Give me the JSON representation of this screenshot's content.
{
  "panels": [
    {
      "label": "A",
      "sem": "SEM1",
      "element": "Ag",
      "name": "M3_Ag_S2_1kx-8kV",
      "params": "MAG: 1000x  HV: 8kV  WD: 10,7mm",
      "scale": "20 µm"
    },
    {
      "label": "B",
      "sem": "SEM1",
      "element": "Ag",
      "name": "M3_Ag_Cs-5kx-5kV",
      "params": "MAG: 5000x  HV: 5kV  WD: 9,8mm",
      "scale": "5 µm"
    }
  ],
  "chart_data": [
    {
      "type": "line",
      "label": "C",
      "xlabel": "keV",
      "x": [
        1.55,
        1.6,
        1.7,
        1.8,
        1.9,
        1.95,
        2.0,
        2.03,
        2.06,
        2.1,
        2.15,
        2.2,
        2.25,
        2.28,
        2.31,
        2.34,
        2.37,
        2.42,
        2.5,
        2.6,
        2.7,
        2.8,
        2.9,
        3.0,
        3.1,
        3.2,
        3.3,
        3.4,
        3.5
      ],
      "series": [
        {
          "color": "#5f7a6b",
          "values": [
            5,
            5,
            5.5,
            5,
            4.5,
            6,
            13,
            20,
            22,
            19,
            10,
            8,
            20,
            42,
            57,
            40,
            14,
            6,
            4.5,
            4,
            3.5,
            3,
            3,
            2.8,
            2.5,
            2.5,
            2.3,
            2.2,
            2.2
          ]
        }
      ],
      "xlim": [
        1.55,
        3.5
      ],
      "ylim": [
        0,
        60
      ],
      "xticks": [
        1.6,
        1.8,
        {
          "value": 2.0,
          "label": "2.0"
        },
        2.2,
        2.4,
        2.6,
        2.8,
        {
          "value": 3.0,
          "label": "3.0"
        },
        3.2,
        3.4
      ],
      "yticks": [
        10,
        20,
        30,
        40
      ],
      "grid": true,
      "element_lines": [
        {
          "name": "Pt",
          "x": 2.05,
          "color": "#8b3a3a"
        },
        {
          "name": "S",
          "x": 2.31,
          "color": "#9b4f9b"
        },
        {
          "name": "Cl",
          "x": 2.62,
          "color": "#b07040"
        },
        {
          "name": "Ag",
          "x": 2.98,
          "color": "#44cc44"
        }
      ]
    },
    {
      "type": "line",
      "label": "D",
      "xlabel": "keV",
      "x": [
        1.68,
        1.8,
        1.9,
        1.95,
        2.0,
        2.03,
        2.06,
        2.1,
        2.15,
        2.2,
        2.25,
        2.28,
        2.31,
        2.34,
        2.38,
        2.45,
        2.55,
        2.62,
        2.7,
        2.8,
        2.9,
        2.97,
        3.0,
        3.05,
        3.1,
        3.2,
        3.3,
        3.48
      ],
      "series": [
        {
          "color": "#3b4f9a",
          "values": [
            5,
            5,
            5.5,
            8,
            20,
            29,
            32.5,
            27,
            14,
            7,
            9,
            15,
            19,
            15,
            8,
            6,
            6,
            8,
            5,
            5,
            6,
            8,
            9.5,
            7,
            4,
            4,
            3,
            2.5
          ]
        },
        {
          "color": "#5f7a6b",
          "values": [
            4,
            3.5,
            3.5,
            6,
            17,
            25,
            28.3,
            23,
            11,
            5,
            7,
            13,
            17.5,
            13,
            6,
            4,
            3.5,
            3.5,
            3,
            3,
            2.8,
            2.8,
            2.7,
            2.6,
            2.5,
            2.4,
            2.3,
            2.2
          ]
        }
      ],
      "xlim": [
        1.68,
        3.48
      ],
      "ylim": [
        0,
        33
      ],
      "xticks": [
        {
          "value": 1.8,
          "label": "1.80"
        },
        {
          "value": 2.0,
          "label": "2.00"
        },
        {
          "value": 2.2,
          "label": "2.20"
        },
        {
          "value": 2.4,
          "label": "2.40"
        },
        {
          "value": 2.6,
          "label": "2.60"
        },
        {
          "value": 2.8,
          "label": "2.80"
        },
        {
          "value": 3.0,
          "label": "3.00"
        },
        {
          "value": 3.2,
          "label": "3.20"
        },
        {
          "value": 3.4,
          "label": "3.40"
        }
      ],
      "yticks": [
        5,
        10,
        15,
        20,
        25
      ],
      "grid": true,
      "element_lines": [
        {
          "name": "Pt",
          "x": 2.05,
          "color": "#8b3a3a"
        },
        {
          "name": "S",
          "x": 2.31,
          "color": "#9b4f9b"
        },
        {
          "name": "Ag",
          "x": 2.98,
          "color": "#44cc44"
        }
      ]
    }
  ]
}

■ **Short problem**
Transcribe the data above in full, exactly.

■ **Solution below**
Give me the JSON representation of this screenshot's content.
{
  "panels": [
    {
      "label": "A",
      "sem": "SEM1",
      "element": "Ag",
      "name": "M3_Ag_S2_1kx-8kV",
      "params": "MAG: 1000x  HV: 8kV  WD: 10,7mm",
      "scale": "20 µm"
    },
    {
      "label": "B",
      "sem": "SEM1",
      "element": "Ag",
      "name": "M3_Ag_Cs-5kx-5kV",
      "params": "MAG: 5000x  HV: 5kV  WD: 9,8mm",
      "scale": "5 µm"
    }
  ],
  "chart_data": [
    {
      "type": "line",
      "label": "C",
      "xlabel": "keV",
      "x": [
        1.55,
        1.6,
        1.7,
        1.8,
        1.9,
        1.95,
        2.0,
        2.03,
        2.06,
        2.1,
        2.15,
        2.2,
        2.25,
        2.28,
        2.31,
        2.34,
        2.37,
        2.42,
        2.5,
        2.6,
        2.7,
        2.8,
        2.9,
        3.0,
        3.1,
        3.2,
        3.3,
        3.4,
        3.5
      ],
      "series": [
        {
          "color": "#5f7a6b",
          "values": [
            5,
            5,
            5.5,
            5,
            4.5,
            6,
            13,
            20,
            22,
            19,
            10,
            8,
            20,
            42,
            57,
            40,
            14,
            6,
            4.5,
            4,
            3.5,
            3,
            3,
            2.8,
            2.5,
            2.5,
            2.3,
            2.2,
            2.2
          ]
        }
      ],
      "xlim": [
        1.55,
        3.5
      ],
      "ylim": [
        0,
        60
      ],
      "xticks": [
        1.6,
        1.8,
        {
          "value": 2.0,
          "label": "2.0"
        },
        2.2,
        2.4,
        2.6,
        2.8,
        {
          "value": 3.0,
          "label": "3.0"
        },
        3.2,
        3.4
      ],
      "yticks": [
        10,
        20,
        30,
        40
      ],
      "grid": true,
      "element_lines": [
        {
          "name": "Pt",
          "x": 2.05,
          "color": "#8b3a3a"
        },
        {
          "name": "S",
          "x": 2.31,
          "color": "#9b4f9b"
        },
        {
          "name": "Cl",
          "x": 2.62,
          "color": "#b07040"
        },
        {
          "name": "Ag",
          "x": 2.98,
          "color": "#44cc44"
        }
      ]
    },
    {
      "type": "line",
      "label": "D",
      "xlabel": "keV",
      "x": [
        1.68,
        1.8,
        1.9,
        1.95,
        2.0,
        2.03,
        2.06,
        2.1,
        2.15,
        2.2,
        2.25,
        2.28,
        2.31,
        2.34,
        2.38,
        2.45,
        2.55,
        2.62,
        2.7,
        2.8,
        2.9,
        2.97,
        3.0,
        3.05,
        3.1,
        3.2,
        3.3,
        3.48
      ],
      "series": [
        {
          "color": "#3b4f9a",
          "values": [
            5,
            5,
            5.5,
            8,
            20,
            29,
            32.5,
            27,
            14,
            7,
            9,
            15,
            19,
            15,
            8,
            6,
            6,
            8,
            5,
            5,
            6,
            8,
            9.5,
            7,
            4,
            4,
            3,
            2.5
          ]
        },
        {
          "color": "#5f7a6b",
          "values": [
            4,
            3.5,
            3.5,
            6,
            17,
            25,
            28.3,
            23,
            11,
            5,
            7,
            13,
            17.5,
            13,
            6,
            4,
            3.5,
            3.5,
            3,
            3,
            2.8,
            2.8,
            2.7,
            2.6,
            2.5,
            2.4,
            2.3,
            2.2
          ]
        }
      ],
      "xlim": [
        1.68,
        3.48
      ],
      "ylim": [
        0,
        33
      ],
      "xticks": [
        {
          "value": 1.8,
          "label": "1.80"
        },
        {
          "value": 2.0,
          "label": "2.00"
        },
        {
          "value": 2.2,
          "label": "2.20"
        },
        {
          "value": 2.4,
          "label": "2.40"
        },
        {
          "value": 2.6,
          "label": "2.60"
        },
        {
          "value": 2.8,
          "label": "2.80"
        },
        {
          "value": 3.0,
          "label": "3.00"
        },
        {
          "value": 3.2,
          "label": "3.20"
        },
        {
          "value": 3.4,
          "label": "3.40"
        }
      ],
      "yticks": [
        5,
        10,
        15,
        20,
        25
      ],
      "grid": true,
      "element_lines": [
        {
          "name": "Pt",
          "x": 2.05,
          "color": "#8b3a3a"
        },
        {
          "name": "S",
          "x": 2.31,
          "color": "#9b4f9b"
        },
        {
          "name": "Ag",
          "x": 2.98,
          "color": "#44cc44"
        }
      ]
    }
  ]
}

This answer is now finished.